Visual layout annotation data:
** START **
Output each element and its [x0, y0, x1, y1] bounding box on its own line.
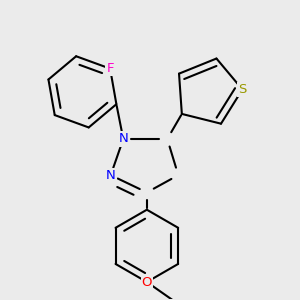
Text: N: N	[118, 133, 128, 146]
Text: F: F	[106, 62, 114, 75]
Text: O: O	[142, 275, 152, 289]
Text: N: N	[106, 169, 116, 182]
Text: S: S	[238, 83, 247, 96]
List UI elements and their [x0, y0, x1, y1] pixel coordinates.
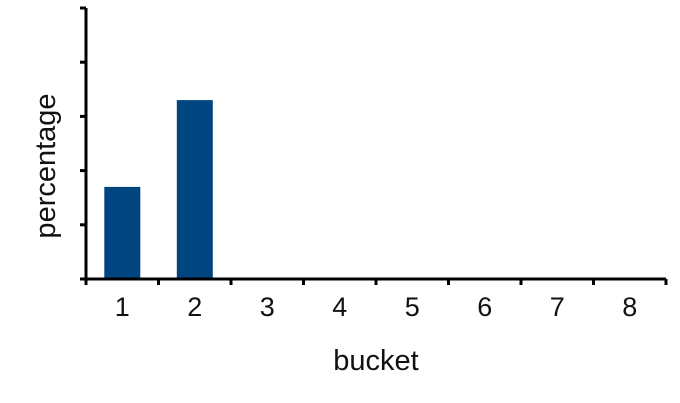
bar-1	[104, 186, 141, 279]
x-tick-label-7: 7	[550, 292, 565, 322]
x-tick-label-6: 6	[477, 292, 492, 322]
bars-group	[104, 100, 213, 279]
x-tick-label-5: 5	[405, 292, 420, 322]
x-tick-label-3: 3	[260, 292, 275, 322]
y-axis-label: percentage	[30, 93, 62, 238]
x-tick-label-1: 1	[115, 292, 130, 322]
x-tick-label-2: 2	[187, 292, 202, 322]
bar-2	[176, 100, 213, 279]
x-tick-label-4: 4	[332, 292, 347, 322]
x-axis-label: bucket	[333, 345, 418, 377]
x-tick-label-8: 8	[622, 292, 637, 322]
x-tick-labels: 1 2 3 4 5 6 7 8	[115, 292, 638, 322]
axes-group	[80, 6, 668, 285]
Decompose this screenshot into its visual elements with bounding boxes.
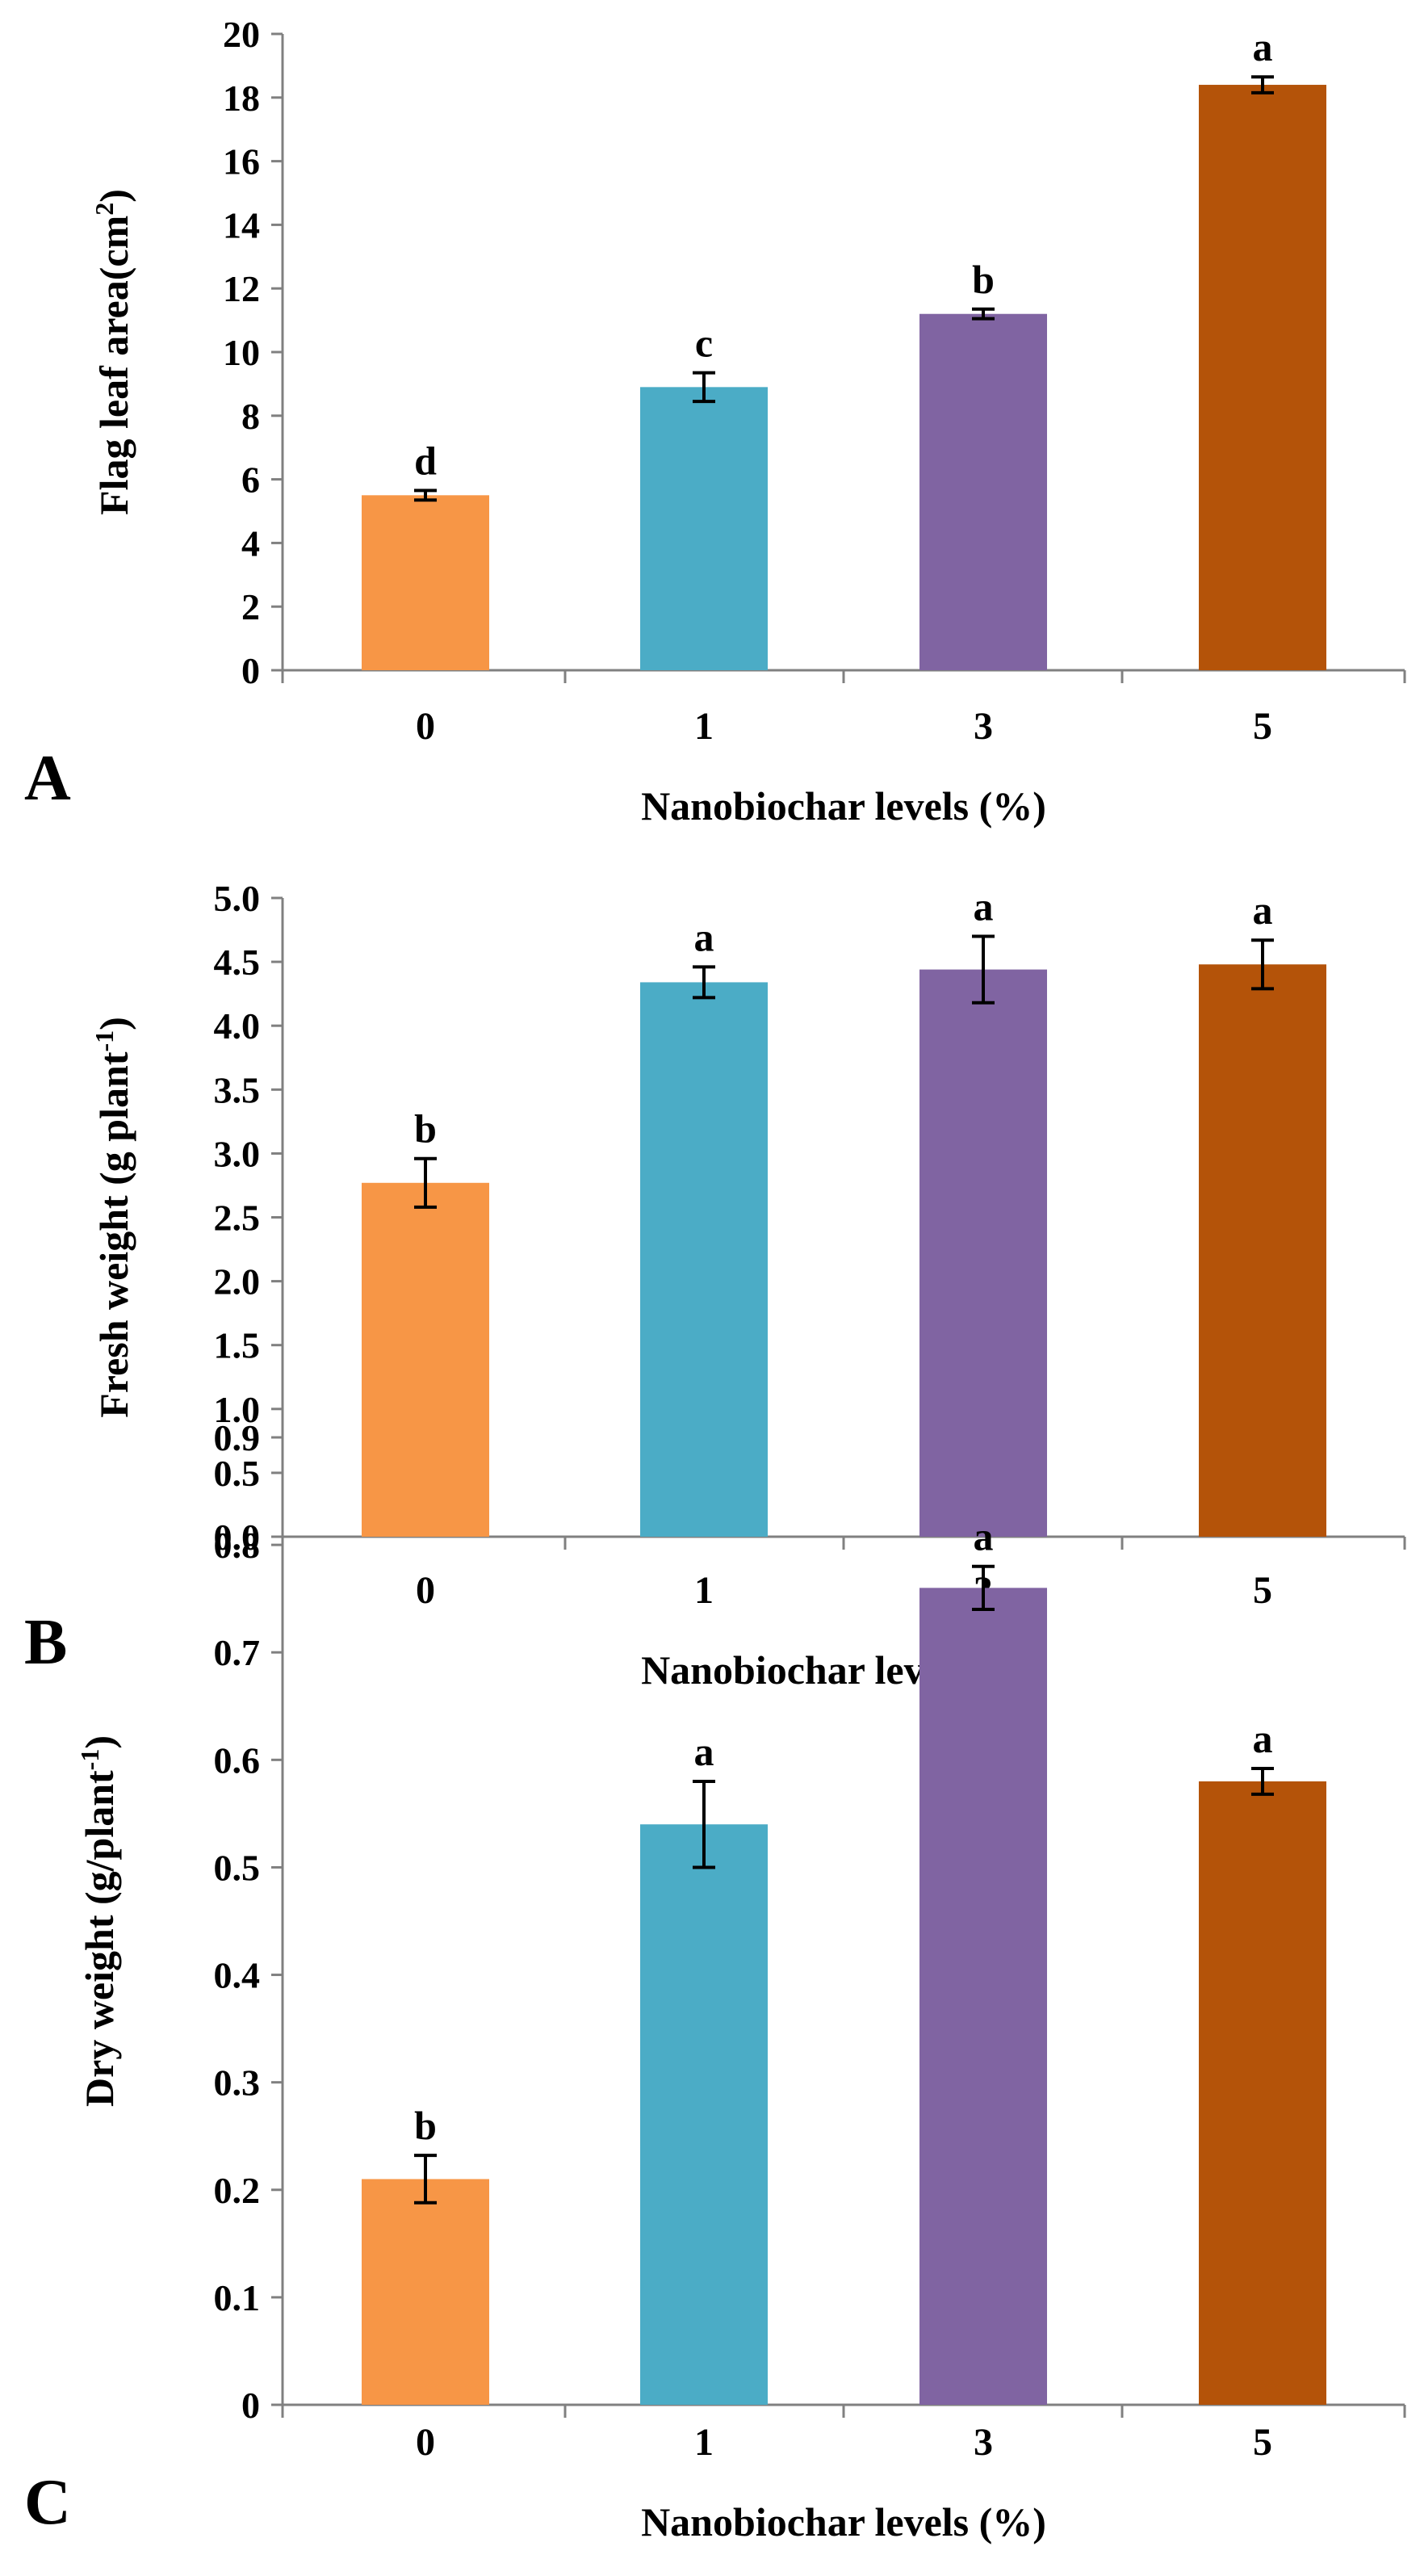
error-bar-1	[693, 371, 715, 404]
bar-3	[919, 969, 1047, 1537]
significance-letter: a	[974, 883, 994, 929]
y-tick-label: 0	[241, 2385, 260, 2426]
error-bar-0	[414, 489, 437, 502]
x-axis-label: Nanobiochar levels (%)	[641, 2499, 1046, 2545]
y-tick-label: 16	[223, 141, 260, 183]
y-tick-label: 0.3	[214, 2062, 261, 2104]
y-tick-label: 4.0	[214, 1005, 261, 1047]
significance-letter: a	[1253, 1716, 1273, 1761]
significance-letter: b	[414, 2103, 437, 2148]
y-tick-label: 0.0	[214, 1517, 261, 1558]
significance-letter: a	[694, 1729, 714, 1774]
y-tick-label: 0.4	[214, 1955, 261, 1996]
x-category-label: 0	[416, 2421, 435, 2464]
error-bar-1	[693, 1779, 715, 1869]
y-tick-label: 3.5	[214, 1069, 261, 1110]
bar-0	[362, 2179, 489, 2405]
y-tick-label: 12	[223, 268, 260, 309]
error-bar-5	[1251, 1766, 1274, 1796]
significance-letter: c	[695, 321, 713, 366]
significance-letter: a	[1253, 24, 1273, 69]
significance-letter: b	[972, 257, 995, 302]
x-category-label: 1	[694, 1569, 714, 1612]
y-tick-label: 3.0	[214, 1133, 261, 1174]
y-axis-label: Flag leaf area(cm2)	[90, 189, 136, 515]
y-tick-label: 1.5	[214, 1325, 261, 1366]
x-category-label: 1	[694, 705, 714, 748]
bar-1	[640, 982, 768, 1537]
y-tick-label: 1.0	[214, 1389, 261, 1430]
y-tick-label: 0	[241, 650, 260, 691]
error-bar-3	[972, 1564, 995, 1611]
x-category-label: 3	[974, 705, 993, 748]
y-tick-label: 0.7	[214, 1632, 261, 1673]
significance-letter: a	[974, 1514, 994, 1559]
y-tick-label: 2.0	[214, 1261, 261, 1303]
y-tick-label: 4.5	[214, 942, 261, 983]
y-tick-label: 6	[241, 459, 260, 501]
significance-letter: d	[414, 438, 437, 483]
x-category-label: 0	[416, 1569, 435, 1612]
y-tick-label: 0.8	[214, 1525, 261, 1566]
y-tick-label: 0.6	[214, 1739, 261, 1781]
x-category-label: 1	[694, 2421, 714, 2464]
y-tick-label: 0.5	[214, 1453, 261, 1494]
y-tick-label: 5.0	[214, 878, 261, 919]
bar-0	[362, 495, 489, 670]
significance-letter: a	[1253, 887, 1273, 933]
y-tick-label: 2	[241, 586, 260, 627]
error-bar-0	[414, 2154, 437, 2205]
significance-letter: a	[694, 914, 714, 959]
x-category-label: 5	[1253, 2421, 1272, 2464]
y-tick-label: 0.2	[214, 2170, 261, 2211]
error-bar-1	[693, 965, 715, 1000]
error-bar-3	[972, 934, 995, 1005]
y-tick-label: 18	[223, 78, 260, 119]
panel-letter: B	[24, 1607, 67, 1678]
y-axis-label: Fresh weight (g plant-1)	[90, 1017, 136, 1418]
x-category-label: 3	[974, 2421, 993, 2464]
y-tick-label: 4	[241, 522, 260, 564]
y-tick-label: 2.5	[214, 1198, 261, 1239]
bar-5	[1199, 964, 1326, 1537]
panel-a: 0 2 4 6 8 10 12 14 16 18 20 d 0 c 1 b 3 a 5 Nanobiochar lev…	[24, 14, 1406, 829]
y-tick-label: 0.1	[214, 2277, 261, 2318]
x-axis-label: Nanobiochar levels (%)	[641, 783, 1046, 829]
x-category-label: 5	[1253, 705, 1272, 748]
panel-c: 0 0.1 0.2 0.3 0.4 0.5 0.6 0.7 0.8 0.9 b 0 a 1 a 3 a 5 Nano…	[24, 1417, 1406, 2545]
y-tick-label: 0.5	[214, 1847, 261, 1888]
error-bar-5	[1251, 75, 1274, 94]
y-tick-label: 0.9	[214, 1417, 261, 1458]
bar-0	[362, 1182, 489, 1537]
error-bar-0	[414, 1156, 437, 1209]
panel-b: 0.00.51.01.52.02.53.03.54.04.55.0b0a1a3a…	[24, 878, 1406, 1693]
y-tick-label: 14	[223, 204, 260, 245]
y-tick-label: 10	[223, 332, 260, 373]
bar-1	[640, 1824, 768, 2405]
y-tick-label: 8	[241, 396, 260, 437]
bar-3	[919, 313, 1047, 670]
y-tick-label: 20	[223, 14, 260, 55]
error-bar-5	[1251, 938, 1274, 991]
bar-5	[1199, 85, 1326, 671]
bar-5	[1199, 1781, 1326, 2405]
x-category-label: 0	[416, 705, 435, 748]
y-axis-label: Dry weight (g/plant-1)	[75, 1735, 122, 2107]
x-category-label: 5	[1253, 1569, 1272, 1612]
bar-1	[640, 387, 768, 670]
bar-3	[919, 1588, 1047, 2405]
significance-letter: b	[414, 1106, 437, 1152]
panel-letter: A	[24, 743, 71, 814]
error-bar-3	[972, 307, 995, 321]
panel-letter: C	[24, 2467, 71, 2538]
** END **
:: WHAT TO WORK ON ::
Change every instance of "significance-letter" in these lines to "group-letter" and leave everything else untouched. Omit the pictures from your answer.

:: EXERCISE RESPONSE ::
Output each element and its [x0, y0, x1, y1] bounding box on its own line.
Text: N: N	[118, 133, 128, 146]
Text: F: F	[106, 62, 114, 75]
Text: O: O	[142, 275, 152, 289]
Text: N: N	[106, 169, 116, 182]
Text: S: S	[238, 83, 247, 96]
List UI elements and their [x0, y0, x1, y1] pixel coordinates.
bar-1	[104, 186, 141, 279]
x-tick-label-7: 7	[550, 292, 565, 322]
x-tick-label-6: 6	[477, 292, 492, 322]
bars-group	[104, 100, 213, 279]
x-tick-label-5: 5	[405, 292, 420, 322]
x-tick-label-3: 3	[260, 292, 275, 322]
y-axis-label: percentage	[30, 93, 62, 238]
x-tick-label-1: 1	[115, 292, 130, 322]
x-tick-label-2: 2	[187, 292, 202, 322]
bar-2	[176, 100, 213, 279]
x-tick-label-4: 4	[332, 292, 347, 322]
x-axis-label: bucket	[333, 345, 418, 377]
x-tick-label-8: 8	[622, 292, 637, 322]
x-tick-labels: 1 2 3 4 5 6 7 8	[115, 292, 638, 322]
axes-group	[80, 6, 668, 285]
Decompose this screenshot into its visual elements with bounding boxes.
error-bar-1	[693, 371, 715, 404]
bar-3	[919, 969, 1047, 1537]
group-letter: a	[974, 883, 994, 929]
y-tick-label: 0	[241, 2385, 260, 2426]
error-bar-0	[414, 489, 437, 502]
x-axis-label: Nanobiochar levels (%)	[641, 2499, 1046, 2545]
y-tick-label: 16	[223, 141, 260, 183]
y-tick-label: 0.3	[214, 2062, 261, 2104]
y-tick-label: 4.0	[214, 1005, 261, 1047]
group-letter: a	[1253, 1716, 1273, 1761]
group-letter: b	[414, 2103, 437, 2148]
y-tick-label: 0.0	[214, 1517, 261, 1558]
group-letter: a	[694, 1729, 714, 1774]
y-tick-label: 0.4	[214, 1955, 261, 1996]
x-category-label: 0	[416, 2421, 435, 2464]
error-bar-1	[693, 1779, 715, 1869]
y-tick-label: 3.5	[214, 1069, 261, 1110]
bar-0	[362, 2179, 489, 2405]
y-tick-label: 12	[223, 268, 260, 309]
error-bar-5	[1251, 1766, 1274, 1796]
group-letter: c	[695, 321, 713, 366]
group-letter: a	[1253, 24, 1273, 69]
group-letter: b	[972, 257, 995, 302]
x-category-label: 1	[694, 1569, 714, 1612]
y-tick-label: 3.0	[214, 1133, 261, 1174]
y-axis-label: Flag leaf area(cm2)	[90, 189, 136, 515]
y-tick-label: 1.5	[214, 1325, 261, 1366]
x-category-label: 1	[694, 705, 714, 748]
bar-1	[640, 982, 768, 1537]
y-tick-label: 1.0	[214, 1389, 261, 1430]
y-tick-label: 0	[241, 650, 260, 691]
error-bar-3	[972, 1564, 995, 1611]
x-category-label: 3	[974, 705, 993, 748]
y-tick-label: 0.7	[214, 1632, 261, 1673]
group-letter: a	[974, 1514, 994, 1559]
y-tick-label: 2.0	[214, 1261, 261, 1303]
y-tick-label: 4.5	[214, 942, 261, 983]
y-tick-label: 6	[241, 459, 260, 501]
group-letter: d	[414, 438, 437, 483]
x-category-label: 0	[416, 1569, 435, 1612]
y-tick-label: 0.8	[214, 1525, 261, 1566]
y-tick-label: 0.6	[214, 1739, 261, 1781]
x-category-label: 1	[694, 2421, 714, 2464]
y-tick-label: 0.5	[214, 1453, 261, 1494]
y-tick-label: 5.0	[214, 878, 261, 919]
bar-0	[362, 495, 489, 670]
group-letter: a	[1253, 887, 1273, 933]
y-tick-label: 2	[241, 586, 260, 627]
error-bar-0	[414, 2154, 437, 2205]
group-letter: a	[694, 914, 714, 959]
x-category-label: 5	[1253, 2421, 1272, 2464]
y-tick-label: 0.2	[214, 2170, 261, 2211]
error-bar-1	[693, 965, 715, 1000]
error-bar-3	[972, 934, 995, 1005]
y-tick-label: 18	[223, 78, 260, 119]
panel-letter: B	[24, 1607, 67, 1678]
y-axis-label: Fresh weight (g plant-1)	[90, 1017, 136, 1418]
x-category-label: 3	[974, 2421, 993, 2464]
y-tick-label: 4	[241, 522, 260, 564]
y-tick-label: 2.5	[214, 1198, 261, 1239]
bar-5	[1199, 964, 1326, 1537]
panel-a: 0 2 4 6 8 10 12 14 16 18 20 d 0 c 1 b 3 a 5 Nanobiochar lev…	[24, 14, 1406, 829]
y-tick-label: 0.1	[214, 2277, 261, 2318]
x-axis-label: Nanobiochar levels (%)	[641, 783, 1046, 829]
x-category-label: 5	[1253, 705, 1272, 748]
panel-c: 0 0.1 0.2 0.3 0.4 0.5 0.6 0.7 0.8 0.9 b 0 a 1 a 3 a 5 Nano…	[24, 1417, 1406, 2545]
y-tick-label: 0.5	[214, 1847, 261, 1888]
error-bar-5	[1251, 75, 1274, 94]
y-tick-label: 0.9	[214, 1417, 261, 1458]
bar-0	[362, 1182, 489, 1537]
error-bar-0	[414, 1156, 437, 1209]
panel-b: 0.00.51.01.52.02.53.03.54.04.55.0b0a1a3a…	[24, 878, 1406, 1693]
y-tick-label: 14	[223, 204, 260, 245]
y-tick-label: 10	[223, 332, 260, 373]
bar-1	[640, 1824, 768, 2405]
y-tick-label: 8	[241, 396, 260, 437]
bar-3	[919, 313, 1047, 670]
y-tick-label: 20	[223, 14, 260, 55]
error-bar-5	[1251, 938, 1274, 991]
bar-5	[1199, 85, 1326, 671]
bar-5	[1199, 1781, 1326, 2405]
x-category-label: 0	[416, 705, 435, 748]
y-axis-label: Dry weight (g/plant-1)	[75, 1735, 122, 2107]
x-category-label: 5	[1253, 1569, 1272, 1612]
bar-1	[640, 387, 768, 670]
bar-3	[919, 1588, 1047, 2405]
group-letter: b	[414, 1106, 437, 1152]
panel-letter: A	[24, 743, 71, 814]
error-bar-3	[972, 307, 995, 321]
panel-letter: C	[24, 2467, 71, 2538]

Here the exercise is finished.